* **Records for processing**
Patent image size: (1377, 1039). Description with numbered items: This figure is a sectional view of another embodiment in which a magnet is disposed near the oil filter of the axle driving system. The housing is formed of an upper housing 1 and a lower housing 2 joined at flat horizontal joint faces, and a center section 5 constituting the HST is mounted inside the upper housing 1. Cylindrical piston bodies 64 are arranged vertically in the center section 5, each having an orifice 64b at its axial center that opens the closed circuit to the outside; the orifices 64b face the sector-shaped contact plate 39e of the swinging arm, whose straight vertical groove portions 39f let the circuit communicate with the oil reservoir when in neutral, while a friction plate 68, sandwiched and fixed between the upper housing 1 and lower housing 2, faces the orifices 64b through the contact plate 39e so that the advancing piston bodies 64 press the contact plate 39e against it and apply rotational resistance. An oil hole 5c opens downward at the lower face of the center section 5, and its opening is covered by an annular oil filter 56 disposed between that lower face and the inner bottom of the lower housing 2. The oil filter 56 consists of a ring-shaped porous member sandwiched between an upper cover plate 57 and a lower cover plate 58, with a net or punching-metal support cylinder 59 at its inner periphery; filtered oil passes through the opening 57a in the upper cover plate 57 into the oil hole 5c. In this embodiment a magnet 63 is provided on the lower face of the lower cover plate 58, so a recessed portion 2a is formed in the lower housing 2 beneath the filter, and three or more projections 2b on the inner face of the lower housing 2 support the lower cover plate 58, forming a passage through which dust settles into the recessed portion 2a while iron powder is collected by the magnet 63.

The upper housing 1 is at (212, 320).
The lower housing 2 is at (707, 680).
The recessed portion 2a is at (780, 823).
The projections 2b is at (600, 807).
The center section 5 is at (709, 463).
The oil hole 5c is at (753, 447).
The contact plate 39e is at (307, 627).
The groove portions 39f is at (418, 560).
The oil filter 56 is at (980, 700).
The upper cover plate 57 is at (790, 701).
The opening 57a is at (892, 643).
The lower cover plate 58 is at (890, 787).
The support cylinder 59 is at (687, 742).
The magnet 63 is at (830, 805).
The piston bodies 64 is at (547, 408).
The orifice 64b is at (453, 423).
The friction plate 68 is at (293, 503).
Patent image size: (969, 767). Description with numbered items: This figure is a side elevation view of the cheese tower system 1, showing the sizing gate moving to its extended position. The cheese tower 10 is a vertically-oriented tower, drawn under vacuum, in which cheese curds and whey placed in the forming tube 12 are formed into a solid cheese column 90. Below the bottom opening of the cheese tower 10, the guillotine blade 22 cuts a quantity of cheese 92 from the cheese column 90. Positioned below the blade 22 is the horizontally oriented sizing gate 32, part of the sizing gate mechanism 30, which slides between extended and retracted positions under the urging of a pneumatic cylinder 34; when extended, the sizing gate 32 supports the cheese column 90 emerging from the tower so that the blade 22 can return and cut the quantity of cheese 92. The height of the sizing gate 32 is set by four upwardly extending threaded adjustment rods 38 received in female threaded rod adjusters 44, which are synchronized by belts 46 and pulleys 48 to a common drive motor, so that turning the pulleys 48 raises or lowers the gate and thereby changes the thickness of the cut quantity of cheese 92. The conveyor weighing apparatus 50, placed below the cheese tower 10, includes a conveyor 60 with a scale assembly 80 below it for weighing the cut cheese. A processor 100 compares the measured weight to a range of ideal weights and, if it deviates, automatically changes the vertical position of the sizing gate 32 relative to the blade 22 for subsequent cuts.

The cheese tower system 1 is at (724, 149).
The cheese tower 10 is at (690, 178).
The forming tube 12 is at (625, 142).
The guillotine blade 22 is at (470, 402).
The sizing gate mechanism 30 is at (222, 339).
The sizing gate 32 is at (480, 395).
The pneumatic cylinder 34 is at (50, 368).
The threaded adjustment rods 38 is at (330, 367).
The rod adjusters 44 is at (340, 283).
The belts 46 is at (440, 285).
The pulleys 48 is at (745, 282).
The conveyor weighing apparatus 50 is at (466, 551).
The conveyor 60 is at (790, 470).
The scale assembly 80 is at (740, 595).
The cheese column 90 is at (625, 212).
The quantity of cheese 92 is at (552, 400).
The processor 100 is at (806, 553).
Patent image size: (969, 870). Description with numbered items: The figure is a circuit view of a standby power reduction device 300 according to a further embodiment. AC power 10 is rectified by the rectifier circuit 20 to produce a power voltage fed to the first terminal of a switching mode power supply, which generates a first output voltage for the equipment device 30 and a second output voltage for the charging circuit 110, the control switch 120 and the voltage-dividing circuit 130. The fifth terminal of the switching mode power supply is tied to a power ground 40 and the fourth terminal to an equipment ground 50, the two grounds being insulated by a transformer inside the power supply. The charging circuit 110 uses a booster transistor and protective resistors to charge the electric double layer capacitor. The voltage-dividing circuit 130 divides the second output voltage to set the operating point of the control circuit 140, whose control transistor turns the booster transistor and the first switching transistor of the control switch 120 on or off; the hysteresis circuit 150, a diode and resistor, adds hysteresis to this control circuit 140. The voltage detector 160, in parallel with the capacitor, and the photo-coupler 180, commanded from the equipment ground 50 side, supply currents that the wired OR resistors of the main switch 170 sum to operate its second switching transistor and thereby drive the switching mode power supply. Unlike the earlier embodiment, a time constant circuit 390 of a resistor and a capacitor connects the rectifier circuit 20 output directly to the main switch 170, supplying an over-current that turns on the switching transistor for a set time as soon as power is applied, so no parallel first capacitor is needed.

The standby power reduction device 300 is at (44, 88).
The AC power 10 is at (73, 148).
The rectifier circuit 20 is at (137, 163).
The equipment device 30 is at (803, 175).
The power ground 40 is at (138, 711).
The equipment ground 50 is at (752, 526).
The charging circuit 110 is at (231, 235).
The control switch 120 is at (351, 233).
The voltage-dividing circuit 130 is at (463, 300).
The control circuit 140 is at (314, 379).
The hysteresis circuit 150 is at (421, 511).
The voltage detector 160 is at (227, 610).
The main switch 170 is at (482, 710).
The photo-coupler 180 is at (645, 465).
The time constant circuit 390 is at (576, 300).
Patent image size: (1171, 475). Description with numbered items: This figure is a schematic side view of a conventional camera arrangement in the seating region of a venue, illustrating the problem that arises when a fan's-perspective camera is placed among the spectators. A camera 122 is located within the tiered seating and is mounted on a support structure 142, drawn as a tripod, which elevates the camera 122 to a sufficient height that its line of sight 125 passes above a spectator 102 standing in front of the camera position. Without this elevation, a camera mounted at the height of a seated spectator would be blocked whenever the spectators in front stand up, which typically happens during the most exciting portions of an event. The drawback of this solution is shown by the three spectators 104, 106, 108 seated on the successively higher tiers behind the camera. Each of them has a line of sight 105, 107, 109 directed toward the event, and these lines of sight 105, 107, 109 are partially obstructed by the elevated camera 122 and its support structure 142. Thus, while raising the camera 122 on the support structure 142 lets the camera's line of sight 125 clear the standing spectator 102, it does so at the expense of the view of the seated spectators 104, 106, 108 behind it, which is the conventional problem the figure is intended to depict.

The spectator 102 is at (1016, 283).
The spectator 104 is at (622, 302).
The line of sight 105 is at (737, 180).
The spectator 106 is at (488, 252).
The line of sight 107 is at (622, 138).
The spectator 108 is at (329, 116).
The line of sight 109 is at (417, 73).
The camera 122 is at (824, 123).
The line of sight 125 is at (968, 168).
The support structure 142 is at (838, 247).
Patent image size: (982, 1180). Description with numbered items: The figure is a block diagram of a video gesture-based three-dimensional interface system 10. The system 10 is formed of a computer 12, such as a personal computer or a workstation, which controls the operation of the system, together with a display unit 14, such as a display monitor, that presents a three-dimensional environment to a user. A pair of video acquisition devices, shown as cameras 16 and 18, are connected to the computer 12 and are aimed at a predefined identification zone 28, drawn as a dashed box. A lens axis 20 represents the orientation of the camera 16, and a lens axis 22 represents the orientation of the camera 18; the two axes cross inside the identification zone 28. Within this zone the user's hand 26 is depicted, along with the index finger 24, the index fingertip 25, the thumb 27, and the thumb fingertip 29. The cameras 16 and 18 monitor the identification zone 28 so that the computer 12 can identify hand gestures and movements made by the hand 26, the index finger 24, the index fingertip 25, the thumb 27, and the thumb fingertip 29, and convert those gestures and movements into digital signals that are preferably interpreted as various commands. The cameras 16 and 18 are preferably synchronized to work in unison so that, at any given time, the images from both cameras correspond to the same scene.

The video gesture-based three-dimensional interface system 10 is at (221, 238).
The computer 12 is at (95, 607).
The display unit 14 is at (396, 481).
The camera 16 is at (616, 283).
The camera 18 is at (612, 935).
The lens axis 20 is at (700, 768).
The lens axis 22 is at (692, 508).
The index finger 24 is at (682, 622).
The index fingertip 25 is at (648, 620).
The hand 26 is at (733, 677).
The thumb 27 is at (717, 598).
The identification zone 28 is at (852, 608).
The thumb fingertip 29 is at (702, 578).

* **Given problem**
Please copy the rows above word for word, from the row with "Patent image size: (969, 870)." up to and including the row with "The standby power".

* **Solution to this task**
Patent image size: (969, 870). Description with numbered items: The figure is a circuit view of a standby power reduction device 300 according to a further embodiment. AC power 10 is rectified by the rectifier circuit 20 to produce a power voltage fed to the first terminal of a switching mode power supply, which generates a first output voltage for the equipment device 30 and a second output voltage for the charging circuit 110, the control switch 120 and the voltage-dividing circuit 130. The fifth terminal of the switching mode power supply is tied to a power ground 40 and the fourth terminal to an equipment ground 50, the two grounds being insulated by a transformer inside the power supply. The charging circuit 110 uses a booster transistor and protective resistors to charge the electric double layer capacitor. The voltage-dividing circuit 130 divides the second output voltage to set the operating point of the control circuit 140, whose control transistor turns the booster transistor and the first switching transistor of the control switch 120 on or off; the hysteresis circuit 150, a diode and resistor, adds hysteresis to this control circuit 140. The voltage detector 160, in parallel with the capacitor, and the photo-coupler 180, commanded from the equipment ground 50 side, supply currents that the wired OR resistors of the main switch 170 sum to operate its second switching transistor and thereby drive the switching mode power supply. Unlike the earlier embodiment, a time constant circuit 390 of a resistor and a capacitor connects the rectifier circuit 20 output directly to the main switch 170, supplying an over-current that turns on the switching transistor for a set time as soon as power is applied, so no parallel first capacitor is needed.

The standby power reduction device 300 is at (44, 88).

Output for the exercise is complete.